§ **EXERCISE**
Omit all pictures and give the records below again exactly as written.

Data items:
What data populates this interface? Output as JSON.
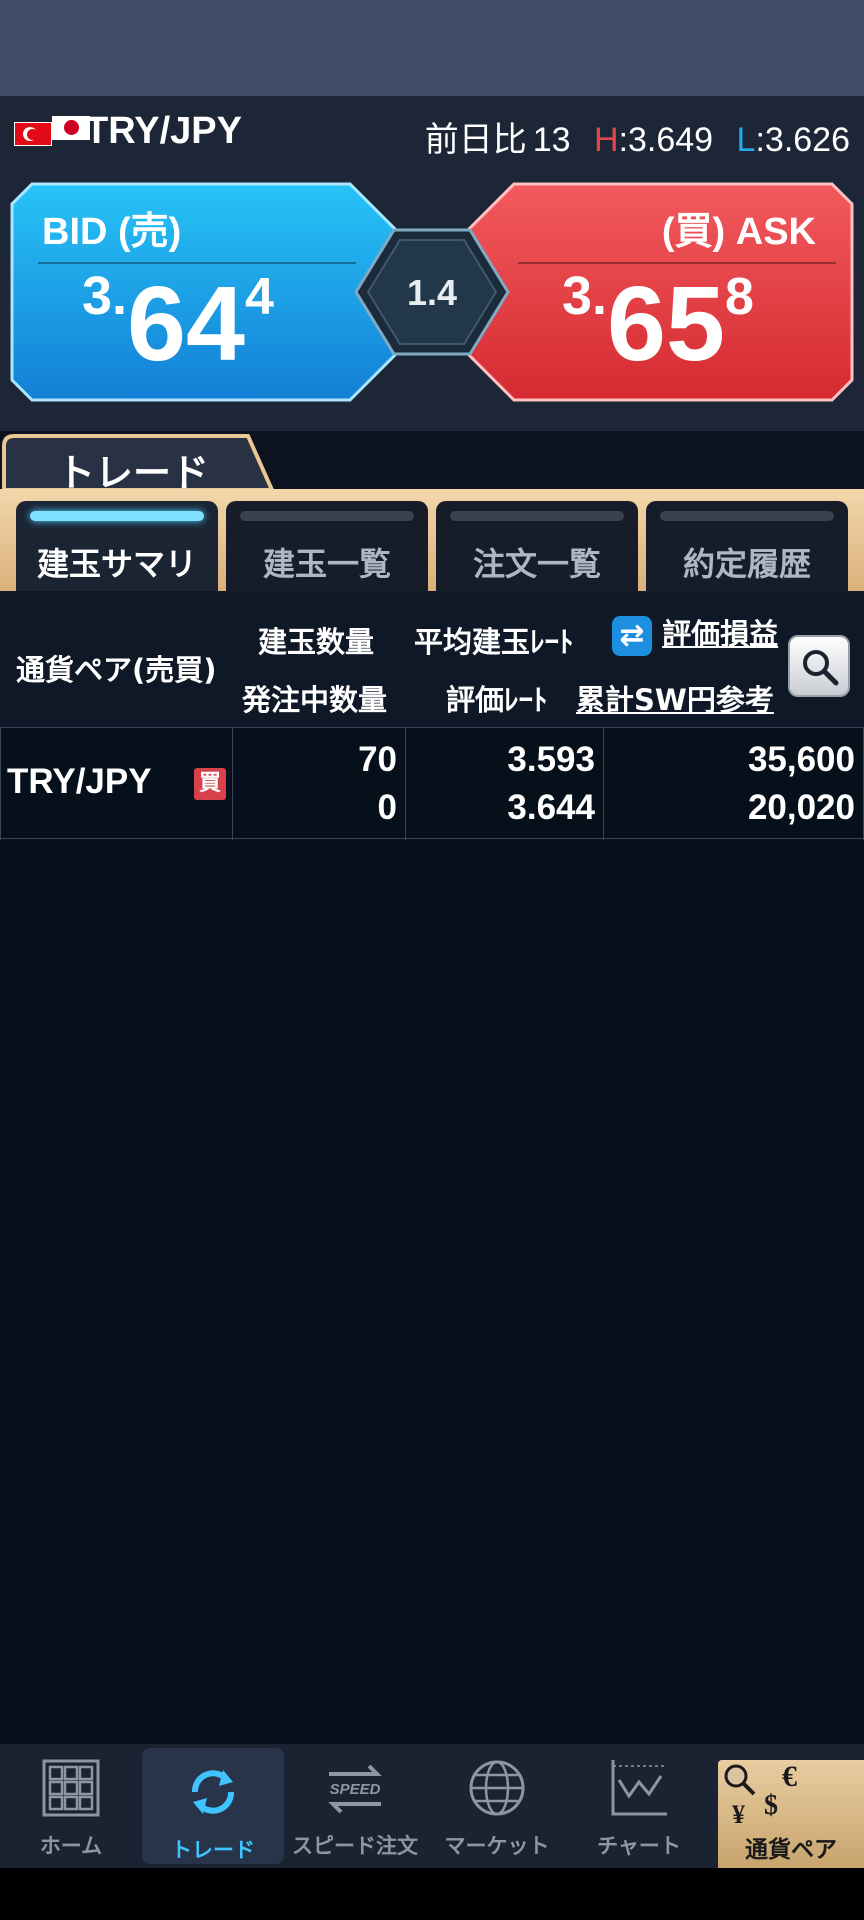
{
  "header": {
    "pair": "TRY/JPY",
    "change_label": "前日比",
    "change_value": "13",
    "high_letter": "H",
    "high_value": ":3.649",
    "low_letter": "L",
    "low_value": ":3.626"
  },
  "bid": {
    "label": "BID (売)",
    "price_prefix": "3.",
    "price_main": "64",
    "price_suffix": "4"
  },
  "ask": {
    "label": "(買) ASK",
    "price_prefix": "3.",
    "price_main": "65",
    "price_suffix": "8"
  },
  "spread": "1.4",
  "trade": {
    "title": "トレード",
    "tabs": [
      {
        "label": "建玉サマリ",
        "active": true
      },
      {
        "label": "建玉一覧",
        "active": false
      },
      {
        "label": "注文一覧",
        "active": false
      },
      {
        "label": "約定履歴",
        "active": false
      }
    ]
  },
  "columns": {
    "pair": "通貨ペア(売買)",
    "position_qty": "建玉数量",
    "pending_qty": "発注中数量",
    "avg_rate": "平均建玉ﾚｰﾄ",
    "valuation_rate": "評価ﾚｰﾄ",
    "swap_icon": "⇄",
    "pnl": "評価損益",
    "cumulative_sw": "累計SW円参考"
  },
  "rows": [
    {
      "pair": "TRY/JPY",
      "side": "買",
      "position_qty": "70",
      "pending_qty": "0",
      "avg_rate": "3.593",
      "valuation_rate": "3.644",
      "pnl": "35,600",
      "cumulative_sw": "20,020"
    }
  ],
  "nav": {
    "items": [
      {
        "label": "ホーム",
        "icon": "home-grid-icon"
      },
      {
        "label": "トレード",
        "icon": "trade-cycle-icon",
        "active": true
      },
      {
        "label": "スピード注文",
        "icon": "speed-order-icon",
        "icon_text": "SPEED"
      },
      {
        "label": "マーケット",
        "icon": "globe-icon"
      },
      {
        "label": "チャート",
        "icon": "chart-icon"
      }
    ],
    "currency_pair": {
      "label": "通貨ペア",
      "symbols": [
        "€",
        "$",
        "¥"
      ]
    }
  },
  "colors": {
    "bid": "#1ea6ea",
    "ask": "#e23a3f",
    "accent": "#3fc4ff"
  }
}
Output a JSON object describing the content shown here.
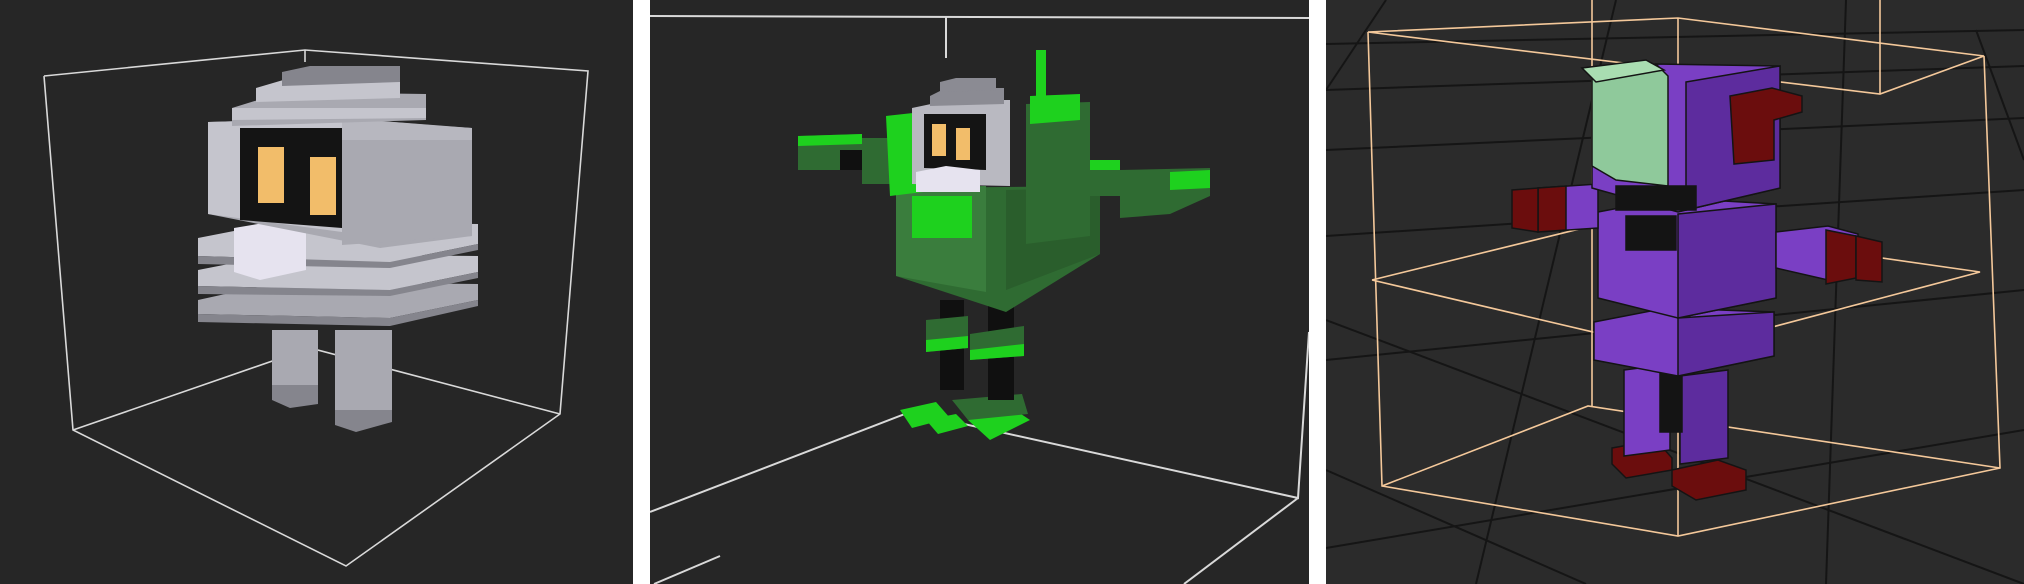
{
  "panels": [
    {
      "model": "grey-robot-voxel-model",
      "colors": {
        "background": "#262626",
        "bounding_box": "#d9d9d9",
        "body_light": "#c5c5cd",
        "body_mid": "#a9a9b1",
        "body_dark": "#85858d",
        "visor": "#141414",
        "eyes": "#f2bd6a",
        "mouth": "#e6e3ef"
      }
    },
    {
      "model": "green-robot-voxel-model",
      "colors": {
        "background": "#262626",
        "bounding_box": "#d9d9d9",
        "armor_dark": "#2f6b32",
        "armor_bright": "#1ed11e",
        "helmet": "#b9b9c1",
        "visor": "#141414",
        "eyes": "#f2bd6a",
        "joints": "#101010"
      }
    },
    {
      "model": "purple-robot-voxel-model",
      "colors": {
        "background": "#2b2b2b",
        "grid": "#151515",
        "bounding_box": "#f4c89a",
        "body": "#7a3fc4",
        "body_shade": "#5d2c9e",
        "accent": "#6b0d0d",
        "face_plate": "#8fc99b",
        "joints": "#141414"
      }
    }
  ]
}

§ **ANSWER TO THIS PROBLEM**
What data populates this interface? Output as JSON.
{
  "header": {
    "pair": "TRY/JPY",
    "change_label": "前日比",
    "change_value": "13",
    "high_letter": "H",
    "high_value": ":3.649",
    "low_letter": "L",
    "low_value": ":3.626"
  },
  "bid": {
    "label": "BID (売)",
    "price_prefix": "3.",
    "price_main": "64",
    "price_suffix": "4"
  },
  "ask": {
    "label": "(買) ASK",
    "price_prefix": "3.",
    "price_main": "65",
    "price_suffix": "8"
  },
  "spread": "1.4",
  "trade": {
    "title": "トレード",
    "tabs": [
      {
        "label": "建玉サマリ",
        "active": true
      },
      {
        "label": "建玉一覧",
        "active": false
      },
      {
        "label": "注文一覧",
        "active": false
      },
      {
        "label": "約定履歴",
        "active": false
      }
    ]
  },
  "columns": {
    "pair": "通貨ペア(売買)",
    "position_qty": "建玉数量",
    "pending_qty": "発注中数量",
    "avg_rate": "平均建玉ﾚｰﾄ",
    "valuation_rate": "評価ﾚｰﾄ",
    "swap_icon": "⇄",
    "pnl": "評価損益",
    "cumulative_sw": "累計SW円参考"
  },
  "rows": [
    {
      "pair": "TRY/JPY",
      "side": "買",
      "position_qty": "70",
      "pending_qty": "0",
      "avg_rate": "3.593",
      "valuation_rate": "3.644",
      "pnl": "35,600",
      "cumulative_sw": "20,020"
    }
  ],
  "nav": {
    "items": [
      {
        "label": "ホーム",
        "icon": "home-grid-icon"
      },
      {
        "label": "トレード",
        "icon": "trade-cycle-icon",
        "active": true
      },
      {
        "label": "スピード注文",
        "icon": "speed-order-icon",
        "icon_text": "SPEED"
      },
      {
        "label": "マーケット",
        "icon": "globe-icon"
      },
      {
        "label": "チャート",
        "icon": "chart-icon"
      }
    ],
    "currency_pair": {
      "label": "通貨ペア",
      "symbols": [
        "€",
        "$",
        "¥"
      ]
    }
  },
  "colors": {
    "bid": "#1ea6ea",
    "ask": "#e23a3f",
    "accent": "#3fc4ff"
  }
}
Output a JSON object describing the content shown here.
{
  "panels": [
    {
      "model": "grey-robot-voxel-model",
      "colors": {
        "background": "#262626",
        "bounding_box": "#d9d9d9",
        "body_light": "#c5c5cd",
        "body_mid": "#a9a9b1",
        "body_dark": "#85858d",
        "visor": "#141414",
        "eyes": "#f2bd6a",
        "mouth": "#e6e3ef"
      }
    },
    {
      "model": "green-robot-voxel-model",
      "colors": {
        "background": "#262626",
        "bounding_box": "#d9d9d9",
        "armor_dark": "#2f6b32",
        "armor_bright": "#1ed11e",
        "helmet": "#b9b9c1",
        "visor": "#141414",
        "eyes": "#f2bd6a",
        "joints": "#101010"
      }
    },
    {
      "model": "purple-robot-voxel-model",
      "colors": {
        "background": "#2b2b2b",
        "grid": "#151515",
        "bounding_box": "#f4c89a",
        "body": "#7a3fc4",
        "body_shade": "#5d2c9e",
        "accent": "#6b0d0d",
        "face_plate": "#8fc99b",
        "joints": "#141414"
      }
    }
  ]
}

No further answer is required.